## TASK GOAL
Count the lines in the data below where the string "text" occurs, please, and give the number alone.

|---|

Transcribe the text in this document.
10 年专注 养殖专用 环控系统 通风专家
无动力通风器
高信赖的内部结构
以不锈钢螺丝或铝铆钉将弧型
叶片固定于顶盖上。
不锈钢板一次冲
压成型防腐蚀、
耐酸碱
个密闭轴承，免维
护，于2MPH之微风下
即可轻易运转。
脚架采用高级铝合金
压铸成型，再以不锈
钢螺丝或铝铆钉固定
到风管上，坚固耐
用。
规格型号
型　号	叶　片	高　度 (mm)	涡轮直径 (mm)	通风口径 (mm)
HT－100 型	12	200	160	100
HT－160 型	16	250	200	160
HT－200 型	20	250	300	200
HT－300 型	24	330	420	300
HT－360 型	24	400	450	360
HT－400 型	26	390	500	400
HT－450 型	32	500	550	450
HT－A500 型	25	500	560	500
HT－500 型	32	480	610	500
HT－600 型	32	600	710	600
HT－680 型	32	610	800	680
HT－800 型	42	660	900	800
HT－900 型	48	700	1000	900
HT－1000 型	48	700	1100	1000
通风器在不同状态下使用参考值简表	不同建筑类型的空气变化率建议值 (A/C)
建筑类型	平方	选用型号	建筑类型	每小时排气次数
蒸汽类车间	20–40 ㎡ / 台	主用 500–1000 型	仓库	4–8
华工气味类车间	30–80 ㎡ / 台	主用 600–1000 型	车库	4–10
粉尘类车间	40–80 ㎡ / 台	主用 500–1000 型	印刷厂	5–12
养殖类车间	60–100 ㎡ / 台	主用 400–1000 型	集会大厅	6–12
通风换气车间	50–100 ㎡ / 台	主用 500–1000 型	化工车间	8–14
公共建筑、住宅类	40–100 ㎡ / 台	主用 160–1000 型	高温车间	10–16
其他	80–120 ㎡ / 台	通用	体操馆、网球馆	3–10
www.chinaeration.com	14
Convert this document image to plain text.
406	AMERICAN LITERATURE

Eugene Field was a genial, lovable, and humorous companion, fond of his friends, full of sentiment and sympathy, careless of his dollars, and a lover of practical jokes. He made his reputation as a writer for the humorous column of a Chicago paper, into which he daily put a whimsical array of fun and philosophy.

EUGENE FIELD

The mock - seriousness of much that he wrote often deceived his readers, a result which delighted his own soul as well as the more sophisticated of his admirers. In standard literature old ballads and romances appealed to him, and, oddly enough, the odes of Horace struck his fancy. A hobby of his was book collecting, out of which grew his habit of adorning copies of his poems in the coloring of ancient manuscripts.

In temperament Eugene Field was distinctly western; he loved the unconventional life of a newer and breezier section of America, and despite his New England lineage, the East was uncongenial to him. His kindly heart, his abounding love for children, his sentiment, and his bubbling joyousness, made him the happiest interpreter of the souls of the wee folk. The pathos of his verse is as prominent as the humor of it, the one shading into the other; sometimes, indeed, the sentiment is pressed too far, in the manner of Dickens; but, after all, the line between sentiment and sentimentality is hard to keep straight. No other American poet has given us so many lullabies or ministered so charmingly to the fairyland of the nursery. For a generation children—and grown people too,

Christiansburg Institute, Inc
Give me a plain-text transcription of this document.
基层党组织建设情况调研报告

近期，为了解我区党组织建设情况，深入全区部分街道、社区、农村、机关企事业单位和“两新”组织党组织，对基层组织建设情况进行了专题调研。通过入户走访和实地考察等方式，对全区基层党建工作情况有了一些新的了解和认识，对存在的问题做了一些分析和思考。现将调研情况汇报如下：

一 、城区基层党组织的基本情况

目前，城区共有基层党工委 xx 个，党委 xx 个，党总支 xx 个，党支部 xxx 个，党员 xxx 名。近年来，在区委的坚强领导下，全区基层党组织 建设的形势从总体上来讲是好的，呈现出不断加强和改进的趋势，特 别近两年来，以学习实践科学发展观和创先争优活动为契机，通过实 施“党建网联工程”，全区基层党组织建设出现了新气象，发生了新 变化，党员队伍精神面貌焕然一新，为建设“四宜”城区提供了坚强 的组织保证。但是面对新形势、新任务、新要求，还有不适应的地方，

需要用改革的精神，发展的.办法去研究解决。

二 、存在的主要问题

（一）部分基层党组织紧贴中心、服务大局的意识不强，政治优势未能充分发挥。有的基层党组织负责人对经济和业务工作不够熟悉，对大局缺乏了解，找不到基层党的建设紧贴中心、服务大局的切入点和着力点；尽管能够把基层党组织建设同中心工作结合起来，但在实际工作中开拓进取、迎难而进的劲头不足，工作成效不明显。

|---|

## WORKED ANSWER
3